• **Records for this exercise**:
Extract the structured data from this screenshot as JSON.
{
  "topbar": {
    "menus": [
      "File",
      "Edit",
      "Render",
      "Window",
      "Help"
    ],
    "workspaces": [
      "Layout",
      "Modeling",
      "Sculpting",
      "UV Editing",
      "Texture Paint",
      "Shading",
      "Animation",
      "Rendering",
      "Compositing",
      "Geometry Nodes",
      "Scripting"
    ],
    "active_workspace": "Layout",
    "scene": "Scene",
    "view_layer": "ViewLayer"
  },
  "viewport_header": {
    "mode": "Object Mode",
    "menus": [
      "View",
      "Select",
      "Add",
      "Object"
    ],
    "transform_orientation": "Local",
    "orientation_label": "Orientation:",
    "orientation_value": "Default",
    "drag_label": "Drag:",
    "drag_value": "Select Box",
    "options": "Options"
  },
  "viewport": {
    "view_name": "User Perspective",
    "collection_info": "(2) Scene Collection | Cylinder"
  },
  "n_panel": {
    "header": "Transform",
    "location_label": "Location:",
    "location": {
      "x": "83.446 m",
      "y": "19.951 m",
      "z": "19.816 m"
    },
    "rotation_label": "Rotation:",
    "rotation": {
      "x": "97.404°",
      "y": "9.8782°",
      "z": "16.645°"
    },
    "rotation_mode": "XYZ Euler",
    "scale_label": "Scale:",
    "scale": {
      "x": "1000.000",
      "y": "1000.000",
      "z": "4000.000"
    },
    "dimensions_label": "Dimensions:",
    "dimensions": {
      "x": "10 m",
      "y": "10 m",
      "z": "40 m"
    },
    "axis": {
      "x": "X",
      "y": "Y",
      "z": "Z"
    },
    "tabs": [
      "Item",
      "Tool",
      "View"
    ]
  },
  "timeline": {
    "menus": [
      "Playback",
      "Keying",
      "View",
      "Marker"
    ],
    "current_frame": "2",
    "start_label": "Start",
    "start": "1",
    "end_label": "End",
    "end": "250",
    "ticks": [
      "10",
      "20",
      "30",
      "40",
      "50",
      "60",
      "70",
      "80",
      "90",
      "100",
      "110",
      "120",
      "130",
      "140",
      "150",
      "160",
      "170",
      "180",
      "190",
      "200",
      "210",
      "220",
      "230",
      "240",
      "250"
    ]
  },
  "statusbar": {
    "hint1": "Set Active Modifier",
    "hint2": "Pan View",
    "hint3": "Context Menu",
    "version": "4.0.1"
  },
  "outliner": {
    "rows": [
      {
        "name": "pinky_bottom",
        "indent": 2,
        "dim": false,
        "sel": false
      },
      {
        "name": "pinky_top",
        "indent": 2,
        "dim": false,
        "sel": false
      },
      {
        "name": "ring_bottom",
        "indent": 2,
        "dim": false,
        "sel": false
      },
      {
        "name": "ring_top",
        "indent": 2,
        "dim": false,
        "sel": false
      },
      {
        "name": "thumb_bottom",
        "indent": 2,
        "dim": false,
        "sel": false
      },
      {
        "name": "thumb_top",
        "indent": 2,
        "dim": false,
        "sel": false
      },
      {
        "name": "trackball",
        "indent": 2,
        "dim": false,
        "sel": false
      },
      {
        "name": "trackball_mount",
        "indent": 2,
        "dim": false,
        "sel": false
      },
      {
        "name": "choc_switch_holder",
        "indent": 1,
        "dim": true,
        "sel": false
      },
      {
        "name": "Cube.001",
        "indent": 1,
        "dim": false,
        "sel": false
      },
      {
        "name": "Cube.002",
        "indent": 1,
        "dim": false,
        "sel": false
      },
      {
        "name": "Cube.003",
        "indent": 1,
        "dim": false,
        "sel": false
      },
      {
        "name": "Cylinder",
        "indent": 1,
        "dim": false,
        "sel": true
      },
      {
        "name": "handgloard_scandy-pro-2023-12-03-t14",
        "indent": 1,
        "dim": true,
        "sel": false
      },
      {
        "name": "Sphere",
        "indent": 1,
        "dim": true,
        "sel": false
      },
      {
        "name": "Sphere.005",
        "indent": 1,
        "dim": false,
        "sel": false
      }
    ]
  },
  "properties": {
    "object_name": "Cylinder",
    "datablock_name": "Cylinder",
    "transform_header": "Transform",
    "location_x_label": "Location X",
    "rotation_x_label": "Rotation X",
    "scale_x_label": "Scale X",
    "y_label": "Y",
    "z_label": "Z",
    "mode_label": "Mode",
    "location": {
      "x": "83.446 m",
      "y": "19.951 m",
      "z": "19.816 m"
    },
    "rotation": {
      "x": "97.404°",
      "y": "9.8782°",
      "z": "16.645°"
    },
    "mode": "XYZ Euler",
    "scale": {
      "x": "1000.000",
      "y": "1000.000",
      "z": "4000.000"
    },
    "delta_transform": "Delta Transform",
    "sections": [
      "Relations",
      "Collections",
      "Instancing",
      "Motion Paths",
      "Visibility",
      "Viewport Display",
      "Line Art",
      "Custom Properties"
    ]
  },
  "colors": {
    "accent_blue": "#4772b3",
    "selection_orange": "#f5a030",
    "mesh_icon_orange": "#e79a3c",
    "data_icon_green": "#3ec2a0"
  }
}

• **Exercise directions**:
Please reproduce all of the entries exactly as they stand.

• **The answer**:
Extract the structured data from this screenshot as JSON.
{
  "topbar": {
    "menus": [
      "File",
      "Edit",
      "Render",
      "Window",
      "Help"
    ],
    "workspaces": [
      "Layout",
      "Modeling",
      "Sculpting",
      "UV Editing",
      "Texture Paint",
      "Shading",
      "Animation",
      "Rendering",
      "Compositing",
      "Geometry Nodes",
      "Scripting"
    ],
    "active_workspace": "Layout",
    "scene": "Scene",
    "view_layer": "ViewLayer"
  },
  "viewport_header": {
    "mode": "Object Mode",
    "menus": [
      "View",
      "Select",
      "Add",
      "Object"
    ],
    "transform_orientation": "Local",
    "orientation_label": "Orientation:",
    "orientation_value": "Default",
    "drag_label": "Drag:",
    "drag_value": "Select Box",
    "options": "Options"
  },
  "viewport": {
    "view_name": "User Perspective",
    "collection_info": "(2) Scene Collection | Cylinder"
  },
  "n_panel": {
    "header": "Transform",
    "location_label": "Location:",
    "location": {
      "x": "83.446 m",
      "y": "19.951 m",
      "z": "19.816 m"
    },
    "rotation_label": "Rotation:",
    "rotation": {
      "x": "97.404°",
      "y": "9.8782°",
      "z": "16.645°"
    },
    "rotation_mode": "XYZ Euler",
    "scale_label": "Scale:",
    "scale": {
      "x": "1000.000",
      "y": "1000.000",
      "z": "4000.000"
    },
    "dimensions_label": "Dimensions:",
    "dimensions": {
      "x": "10 m",
      "y": "10 m",
      "z": "40 m"
    },
    "axis": {
      "x": "X",
      "y": "Y",
      "z": "Z"
    },
    "tabs": [
      "Item",
      "Tool",
      "View"
    ]
  },
  "timeline": {
    "menus": [
      "Playback",
      "Keying",
      "View",
      "Marker"
    ],
    "current_frame": "2",
    "start_label": "Start",
    "start": "1",
    "end_label": "End",
    "end": "250",
    "ticks": [
      "10",
      "20",
      "30",
      "40",
      "50",
      "60",
      "70",
      "80",
      "90",
      "100",
      "110",
      "120",
      "130",
      "140",
      "150",
      "160",
      "170",
      "180",
      "190",
      "200",
      "210",
      "220",
      "230",
      "240",
      "250"
    ]
  },
  "statusbar": {
    "hint1": "Set Active Modifier",
    "hint2": "Pan View",
    "hint3": "Context Menu",
    "version": "4.0.1"
  },
  "outliner": {
    "rows": [
      {
        "name": "pinky_bottom",
        "indent": 2,
        "dim": false,
        "sel": false
      },
      {
        "name": "pinky_top",
        "indent": 2,
        "dim": false,
        "sel": false
      },
      {
        "name": "ring_bottom",
        "indent": 2,
        "dim": false,
        "sel": false
      },
      {
        "name": "ring_top",
        "indent": 2,
        "dim": false,
        "sel": false
      },
      {
        "name": "thumb_bottom",
        "indent": 2,
        "dim": false,
        "sel": false
      },
      {
        "name": "thumb_top",
        "indent": 2,
        "dim": false,
        "sel": false
      },
      {
        "name": "trackball",
        "indent": 2,
        "dim": false,
        "sel": false
      },
      {
        "name": "trackball_mount",
        "indent": 2,
        "dim": false,
        "sel": false
      },
      {
        "name": "choc_switch_holder",
        "indent": 1,
        "dim": true,
        "sel": false
      },
      {
        "name": "Cube.001",
        "indent": 1,
        "dim": false,
        "sel": false
      },
      {
        "name": "Cube.002",
        "indent": 1,
        "dim": false,
        "sel": false
      },
      {
        "name": "Cube.003",
        "indent": 1,
        "dim": false,
        "sel": false
      },
      {
        "name": "Cylinder",
        "indent": 1,
        "dim": false,
        "sel": true
      },
      {
        "name": "handgloard_scandy-pro-2023-12-03-t14",
        "indent": 1,
        "dim": true,
        "sel": false
      },
      {
        "name": "Sphere",
        "indent": 1,
        "dim": true,
        "sel": false
      },
      {
        "name": "Sphere.005",
        "indent": 1,
        "dim": false,
        "sel": false
      }
    ]
  },
  "properties": {
    "object_name": "Cylinder",
    "datablock_name": "Cylinder",
    "transform_header": "Transform",
    "location_x_label": "Location X",
    "rotation_x_label": "Rotation X",
    "scale_x_label": "Scale X",
    "y_label": "Y",
    "z_label": "Z",
    "mode_label": "Mode",
    "location": {
      "x": "83.446 m",
      "y": "19.951 m",
      "z": "19.816 m"
    },
    "rotation": {
      "x": "97.404°",
      "y": "9.8782°",
      "z": "16.645°"
    },
    "mode": "XYZ Euler",
    "scale": {
      "x": "1000.000",
      "y": "1000.000",
      "z": "4000.000"
    },
    "delta_transform": "Delta Transform",
    "sections": [
      "Relations",
      "Collections",
      "Instancing",
      "Motion Paths",
      "Visibility",
      "Viewport Display",
      "Line Art",
      "Custom Properties"
    ]
  },
  "colors": {
    "accent_blue": "#4772b3",
    "selection_orange": "#f5a030",
    "mesh_icon_orange": "#e79a3c",
    "data_icon_green": "#3ec2a0"
  }
}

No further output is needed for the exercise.